## Exercise brief
Return the whole listing, keeping every character the same.

(Data entries)

▬▬▬▬▬▬▬▬▬▬

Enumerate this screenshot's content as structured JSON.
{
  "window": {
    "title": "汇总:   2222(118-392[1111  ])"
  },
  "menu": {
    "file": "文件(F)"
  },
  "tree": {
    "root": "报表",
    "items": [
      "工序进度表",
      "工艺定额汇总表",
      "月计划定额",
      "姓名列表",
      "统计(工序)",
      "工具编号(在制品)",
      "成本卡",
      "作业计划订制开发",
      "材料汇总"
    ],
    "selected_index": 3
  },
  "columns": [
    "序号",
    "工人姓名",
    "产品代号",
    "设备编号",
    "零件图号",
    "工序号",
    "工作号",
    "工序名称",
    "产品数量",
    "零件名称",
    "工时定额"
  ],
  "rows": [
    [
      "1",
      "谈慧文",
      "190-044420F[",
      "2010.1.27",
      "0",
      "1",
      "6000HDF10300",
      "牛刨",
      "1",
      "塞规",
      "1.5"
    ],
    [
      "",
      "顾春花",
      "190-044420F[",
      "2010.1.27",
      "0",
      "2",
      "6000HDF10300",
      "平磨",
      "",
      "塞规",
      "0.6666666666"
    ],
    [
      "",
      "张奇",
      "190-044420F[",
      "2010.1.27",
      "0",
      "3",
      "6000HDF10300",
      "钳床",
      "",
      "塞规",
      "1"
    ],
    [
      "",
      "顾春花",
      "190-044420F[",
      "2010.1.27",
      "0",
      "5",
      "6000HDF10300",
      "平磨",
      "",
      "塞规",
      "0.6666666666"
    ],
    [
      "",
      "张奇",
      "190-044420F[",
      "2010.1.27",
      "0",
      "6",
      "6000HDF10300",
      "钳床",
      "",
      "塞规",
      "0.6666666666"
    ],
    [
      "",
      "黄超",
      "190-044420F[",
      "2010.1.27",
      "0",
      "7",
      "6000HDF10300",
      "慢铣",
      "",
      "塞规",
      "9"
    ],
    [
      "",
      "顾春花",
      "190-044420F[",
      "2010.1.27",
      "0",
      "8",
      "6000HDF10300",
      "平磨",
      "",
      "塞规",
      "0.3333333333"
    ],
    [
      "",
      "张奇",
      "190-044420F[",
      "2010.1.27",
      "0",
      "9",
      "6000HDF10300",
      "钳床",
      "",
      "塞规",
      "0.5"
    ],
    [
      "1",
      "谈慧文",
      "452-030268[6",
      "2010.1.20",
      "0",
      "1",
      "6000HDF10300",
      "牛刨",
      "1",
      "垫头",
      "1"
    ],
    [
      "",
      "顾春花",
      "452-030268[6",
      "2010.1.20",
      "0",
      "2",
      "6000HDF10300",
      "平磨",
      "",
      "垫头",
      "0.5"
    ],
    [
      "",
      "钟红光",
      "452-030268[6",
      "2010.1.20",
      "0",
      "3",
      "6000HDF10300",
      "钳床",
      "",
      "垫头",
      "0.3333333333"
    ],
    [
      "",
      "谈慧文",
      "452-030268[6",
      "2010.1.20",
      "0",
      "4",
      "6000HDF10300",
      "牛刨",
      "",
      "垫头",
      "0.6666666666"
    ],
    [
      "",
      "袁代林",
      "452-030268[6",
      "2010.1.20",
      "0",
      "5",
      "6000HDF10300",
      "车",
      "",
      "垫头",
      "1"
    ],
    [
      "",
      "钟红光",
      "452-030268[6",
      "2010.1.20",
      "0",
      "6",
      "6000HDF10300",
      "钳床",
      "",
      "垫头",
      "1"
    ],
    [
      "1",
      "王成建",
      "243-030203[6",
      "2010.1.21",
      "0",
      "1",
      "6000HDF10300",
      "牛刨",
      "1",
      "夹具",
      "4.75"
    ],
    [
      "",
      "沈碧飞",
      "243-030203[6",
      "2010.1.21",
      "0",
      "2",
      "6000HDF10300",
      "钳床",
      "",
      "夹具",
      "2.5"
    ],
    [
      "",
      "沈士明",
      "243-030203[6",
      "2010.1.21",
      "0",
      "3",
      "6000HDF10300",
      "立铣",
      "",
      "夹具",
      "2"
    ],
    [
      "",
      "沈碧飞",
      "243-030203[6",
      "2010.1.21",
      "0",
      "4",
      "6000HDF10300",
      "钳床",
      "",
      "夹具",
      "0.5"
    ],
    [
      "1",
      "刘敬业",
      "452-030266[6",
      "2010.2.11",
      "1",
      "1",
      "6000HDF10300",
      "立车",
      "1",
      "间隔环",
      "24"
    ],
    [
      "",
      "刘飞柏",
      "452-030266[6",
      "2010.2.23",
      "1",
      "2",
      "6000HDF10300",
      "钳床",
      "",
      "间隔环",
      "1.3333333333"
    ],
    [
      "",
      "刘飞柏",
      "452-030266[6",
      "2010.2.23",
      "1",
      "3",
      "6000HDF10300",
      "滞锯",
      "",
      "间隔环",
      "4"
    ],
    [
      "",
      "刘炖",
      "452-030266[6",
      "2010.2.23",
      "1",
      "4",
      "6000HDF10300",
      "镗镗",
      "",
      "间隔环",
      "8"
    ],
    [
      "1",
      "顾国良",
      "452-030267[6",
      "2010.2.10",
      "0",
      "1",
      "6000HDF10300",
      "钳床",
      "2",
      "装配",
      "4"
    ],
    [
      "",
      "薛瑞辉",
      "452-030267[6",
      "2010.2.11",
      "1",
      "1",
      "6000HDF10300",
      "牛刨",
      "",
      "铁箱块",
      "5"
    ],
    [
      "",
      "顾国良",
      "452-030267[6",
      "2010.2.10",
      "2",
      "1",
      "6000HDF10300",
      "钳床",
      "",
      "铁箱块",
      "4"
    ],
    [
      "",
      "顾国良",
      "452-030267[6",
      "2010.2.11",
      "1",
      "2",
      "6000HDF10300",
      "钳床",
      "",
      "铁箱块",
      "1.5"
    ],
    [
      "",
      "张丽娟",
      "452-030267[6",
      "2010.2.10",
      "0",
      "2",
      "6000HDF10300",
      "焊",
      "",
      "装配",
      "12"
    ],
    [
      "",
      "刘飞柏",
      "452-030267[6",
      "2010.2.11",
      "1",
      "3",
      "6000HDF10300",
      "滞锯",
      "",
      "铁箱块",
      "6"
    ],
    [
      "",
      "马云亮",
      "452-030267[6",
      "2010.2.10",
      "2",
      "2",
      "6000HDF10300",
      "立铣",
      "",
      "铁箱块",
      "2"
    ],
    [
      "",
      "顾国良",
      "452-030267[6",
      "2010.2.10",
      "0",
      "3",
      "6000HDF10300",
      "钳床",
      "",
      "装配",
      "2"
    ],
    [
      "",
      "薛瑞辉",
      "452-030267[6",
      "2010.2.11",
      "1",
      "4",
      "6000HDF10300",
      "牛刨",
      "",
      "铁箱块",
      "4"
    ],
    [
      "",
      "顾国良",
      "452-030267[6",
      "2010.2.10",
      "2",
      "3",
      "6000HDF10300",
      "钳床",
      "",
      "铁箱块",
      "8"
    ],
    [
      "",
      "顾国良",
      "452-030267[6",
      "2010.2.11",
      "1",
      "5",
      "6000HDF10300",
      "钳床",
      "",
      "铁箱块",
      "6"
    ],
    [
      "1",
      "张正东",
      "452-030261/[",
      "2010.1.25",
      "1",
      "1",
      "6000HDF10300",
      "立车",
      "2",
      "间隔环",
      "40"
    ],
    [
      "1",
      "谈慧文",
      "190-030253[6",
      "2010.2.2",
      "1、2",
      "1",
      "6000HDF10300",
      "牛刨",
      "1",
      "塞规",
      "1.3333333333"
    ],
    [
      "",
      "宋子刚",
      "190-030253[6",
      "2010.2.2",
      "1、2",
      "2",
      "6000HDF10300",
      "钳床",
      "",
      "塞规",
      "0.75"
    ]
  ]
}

▬▬▬▬▬▬▬▬▬▬

## Solved problem
Enumerate this screenshot's content as structured JSON.
{
  "window": {
    "title": "汇总:   2222(118-392[1111  ])"
  },
  "menu": {
    "file": "文件(F)"
  },
  "tree": {
    "root": "报表",
    "items": [
      "工序进度表",
      "工艺定额汇总表",
      "月计划定额",
      "姓名列表",
      "统计(工序)",
      "工具编号(在制品)",
      "成本卡",
      "作业计划订制开发",
      "材料汇总"
    ],
    "selected_index": 3
  },
  "columns": [
    "序号",
    "工人姓名",
    "产品代号",
    "设备编号",
    "零件图号",
    "工序号",
    "工作号",
    "工序名称",
    "产品数量",
    "零件名称",
    "工时定额"
  ],
  "rows": [
    [
      "1",
      "谈慧文",
      "190-044420F[",
      "2010.1.27",
      "0",
      "1",
      "6000HDF10300",
      "牛刨",
      "1",
      "塞规",
      "1.5"
    ],
    [
      "",
      "顾春花",
      "190-044420F[",
      "2010.1.27",
      "0",
      "2",
      "6000HDF10300",
      "平磨",
      "",
      "塞规",
      "0.6666666666"
    ],
    [
      "",
      "张奇",
      "190-044420F[",
      "2010.1.27",
      "0",
      "3",
      "6000HDF10300",
      "钳床",
      "",
      "塞规",
      "1"
    ],
    [
      "",
      "顾春花",
      "190-044420F[",
      "2010.1.27",
      "0",
      "5",
      "6000HDF10300",
      "平磨",
      "",
      "塞规",
      "0.6666666666"
    ],
    [
      "",
      "张奇",
      "190-044420F[",
      "2010.1.27",
      "0",
      "6",
      "6000HDF10300",
      "钳床",
      "",
      "塞规",
      "0.6666666666"
    ],
    [
      "",
      "黄超",
      "190-044420F[",
      "2010.1.27",
      "0",
      "7",
      "6000HDF10300",
      "慢铣",
      "",
      "塞规",
      "9"
    ],
    [
      "",
      "顾春花",
      "190-044420F[",
      "2010.1.27",
      "0",
      "8",
      "6000HDF10300",
      "平磨",
      "",
      "塞规",
      "0.3333333333"
    ],
    [
      "",
      "张奇",
      "190-044420F[",
      "2010.1.27",
      "0",
      "9",
      "6000HDF10300",
      "钳床",
      "",
      "塞规",
      "0.5"
    ],
    [
      "1",
      "谈慧文",
      "452-030268[6",
      "2010.1.20",
      "0",
      "1",
      "6000HDF10300",
      "牛刨",
      "1",
      "垫头",
      "1"
    ],
    [
      "",
      "顾春花",
      "452-030268[6",
      "2010.1.20",
      "0",
      "2",
      "6000HDF10300",
      "平磨",
      "",
      "垫头",
      "0.5"
    ],
    [
      "",
      "钟红光",
      "452-030268[6",
      "2010.1.20",
      "0",
      "3",
      "6000HDF10300",
      "钳床",
      "",
      "垫头",
      "0.3333333333"
    ],
    [
      "",
      "谈慧文",
      "452-030268[6",
      "2010.1.20",
      "0",
      "4",
      "6000HDF10300",
      "牛刨",
      "",
      "垫头",
      "0.6666666666"
    ],
    [
      "",
      "袁代林",
      "452-030268[6",
      "2010.1.20",
      "0",
      "5",
      "6000HDF10300",
      "车",
      "",
      "垫头",
      "1"
    ],
    [
      "",
      "钟红光",
      "452-030268[6",
      "2010.1.20",
      "0",
      "6",
      "6000HDF10300",
      "钳床",
      "",
      "垫头",
      "1"
    ],
    [
      "1",
      "王成建",
      "243-030203[6",
      "2010.1.21",
      "0",
      "1",
      "6000HDF10300",
      "牛刨",
      "1",
      "夹具",
      "4.75"
    ],
    [
      "",
      "沈碧飞",
      "243-030203[6",
      "2010.1.21",
      "0",
      "2",
      "6000HDF10300",
      "钳床",
      "",
      "夹具",
      "2.5"
    ],
    [
      "",
      "沈士明",
      "243-030203[6",
      "2010.1.21",
      "0",
      "3",
      "6000HDF10300",
      "立铣",
      "",
      "夹具",
      "2"
    ],
    [
      "",
      "沈碧飞",
      "243-030203[6",
      "2010.1.21",
      "0",
      "4",
      "6000HDF10300",
      "钳床",
      "",
      "夹具",
      "0.5"
    ],
    [
      "1",
      "刘敬业",
      "452-030266[6",
      "2010.2.11",
      "1",
      "1",
      "6000HDF10300",
      "立车",
      "1",
      "间隔环",
      "24"
    ],
    [
      "",
      "刘飞柏",
      "452-030266[6",
      "2010.2.23",
      "1",
      "2",
      "6000HDF10300",
      "钳床",
      "",
      "间隔环",
      "1.3333333333"
    ],
    [
      "",
      "刘飞柏",
      "452-030266[6",
      "2010.2.23",
      "1",
      "3",
      "6000HDF10300",
      "滞锯",
      "",
      "间隔环",
      "4"
    ],
    [
      "",
      "刘炖",
      "452-030266[6",
      "2010.2.23",
      "1",
      "4",
      "6000HDF10300",
      "镗镗",
      "",
      "间隔环",
      "8"
    ],
    [
      "1",
      "顾国良",
      "452-030267[6",
      "2010.2.10",
      "0",
      "1",
      "6000HDF10300",
      "钳床",
      "2",
      "装配",
      "4"
    ],
    [
      "",
      "薛瑞辉",
      "452-030267[6",
      "2010.2.11",
      "1",
      "1",
      "6000HDF10300",
      "牛刨",
      "",
      "铁箱块",
      "5"
    ],
    [
      "",
      "顾国良",
      "452-030267[6",
      "2010.2.10",
      "2",
      "1",
      "6000HDF10300",
      "钳床",
      "",
      "铁箱块",
      "4"
    ],
    [
      "",
      "顾国良",
      "452-030267[6",
      "2010.2.11",
      "1",
      "2",
      "6000HDF10300",
      "钳床",
      "",
      "铁箱块",
      "1.5"
    ],
    [
      "",
      "张丽娟",
      "452-030267[6",
      "2010.2.10",
      "0",
      "2",
      "6000HDF10300",
      "焊",
      "",
      "装配",
      "12"
    ],
    [
      "",
      "刘飞柏",
      "452-030267[6",
      "2010.2.11",
      "1",
      "3",
      "6000HDF10300",
      "滞锯",
      "",
      "铁箱块",
      "6"
    ],
    [
      "",
      "马云亮",
      "452-030267[6",
      "2010.2.10",
      "2",
      "2",
      "6000HDF10300",
      "立铣",
      "",
      "铁箱块",
      "2"
    ],
    [
      "",
      "顾国良",
      "452-030267[6",
      "2010.2.10",
      "0",
      "3",
      "6000HDF10300",
      "钳床",
      "",
      "装配",
      "2"
    ],
    [
      "",
      "薛瑞辉",
      "452-030267[6",
      "2010.2.11",
      "1",
      "4",
      "6000HDF10300",
      "牛刨",
      "",
      "铁箱块",
      "4"
    ],
    [
      "",
      "顾国良",
      "452-030267[6",
      "2010.2.10",
      "2",
      "3",
      "6000HDF10300",
      "钳床",
      "",
      "铁箱块",
      "8"
    ],
    [
      "",
      "顾国良",
      "452-030267[6",
      "2010.2.11",
      "1",
      "5",
      "6000HDF10300",
      "钳床",
      "",
      "铁箱块",
      "6"
    ],
    [
      "1",
      "张正东",
      "452-030261/[",
      "2010.1.25",
      "1",
      "1",
      "6000HDF10300",
      "立车",
      "2",
      "间隔环",
      "40"
    ],
    [
      "1",
      "谈慧文",
      "190-030253[6",
      "2010.2.2",
      "1、2",
      "1",
      "6000HDF10300",
      "牛刨",
      "1",
      "塞规",
      "1.3333333333"
    ],
    [
      "",
      "宋子刚",
      "190-030253[6",
      "2010.2.2",
      "1、2",
      "2",
      "6000HDF10300",
      "钳床",
      "",
      "塞规",
      "0.75"
    ]
  ]
}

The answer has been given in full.